What you need to do: Pick out every line that holds the string "Ausblenden" and copy it.

── Task data ──

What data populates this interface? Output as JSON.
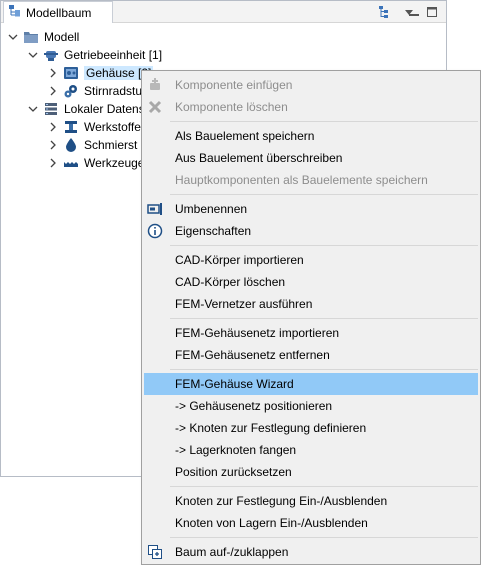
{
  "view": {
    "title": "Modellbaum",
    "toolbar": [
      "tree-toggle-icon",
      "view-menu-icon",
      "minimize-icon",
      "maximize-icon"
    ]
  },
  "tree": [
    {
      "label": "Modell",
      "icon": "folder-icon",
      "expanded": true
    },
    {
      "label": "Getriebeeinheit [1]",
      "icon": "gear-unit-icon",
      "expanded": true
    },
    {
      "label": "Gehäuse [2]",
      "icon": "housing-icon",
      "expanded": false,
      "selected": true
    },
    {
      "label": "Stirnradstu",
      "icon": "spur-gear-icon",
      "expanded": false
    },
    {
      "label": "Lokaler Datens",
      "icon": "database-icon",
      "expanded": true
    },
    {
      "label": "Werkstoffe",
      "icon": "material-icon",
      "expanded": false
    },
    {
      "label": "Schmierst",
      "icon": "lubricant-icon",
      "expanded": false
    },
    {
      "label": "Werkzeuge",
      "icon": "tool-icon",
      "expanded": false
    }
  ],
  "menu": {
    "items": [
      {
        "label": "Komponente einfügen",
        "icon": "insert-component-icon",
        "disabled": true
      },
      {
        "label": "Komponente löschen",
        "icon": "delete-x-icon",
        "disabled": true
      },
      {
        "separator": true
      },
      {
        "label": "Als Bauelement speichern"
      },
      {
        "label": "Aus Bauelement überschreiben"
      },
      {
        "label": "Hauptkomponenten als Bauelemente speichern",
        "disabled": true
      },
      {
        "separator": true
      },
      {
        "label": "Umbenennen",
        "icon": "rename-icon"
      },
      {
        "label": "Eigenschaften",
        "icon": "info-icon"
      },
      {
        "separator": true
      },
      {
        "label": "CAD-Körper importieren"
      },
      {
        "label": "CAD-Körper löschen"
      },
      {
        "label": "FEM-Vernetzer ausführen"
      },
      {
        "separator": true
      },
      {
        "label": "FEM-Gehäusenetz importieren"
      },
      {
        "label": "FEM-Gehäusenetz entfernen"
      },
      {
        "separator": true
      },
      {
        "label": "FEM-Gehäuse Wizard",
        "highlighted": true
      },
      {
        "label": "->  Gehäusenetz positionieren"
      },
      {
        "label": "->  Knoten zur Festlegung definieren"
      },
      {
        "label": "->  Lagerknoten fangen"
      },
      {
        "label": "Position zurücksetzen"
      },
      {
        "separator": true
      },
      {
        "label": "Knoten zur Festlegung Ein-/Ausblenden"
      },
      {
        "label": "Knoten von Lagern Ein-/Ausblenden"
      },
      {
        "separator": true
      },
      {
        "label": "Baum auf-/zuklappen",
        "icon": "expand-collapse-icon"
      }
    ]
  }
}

───

Solved exercise:
        "label": "Knoten zur Festlegung Ein-/Ausblenden"
        "label": "Knoten von Lagern Ein-/Ausblenden"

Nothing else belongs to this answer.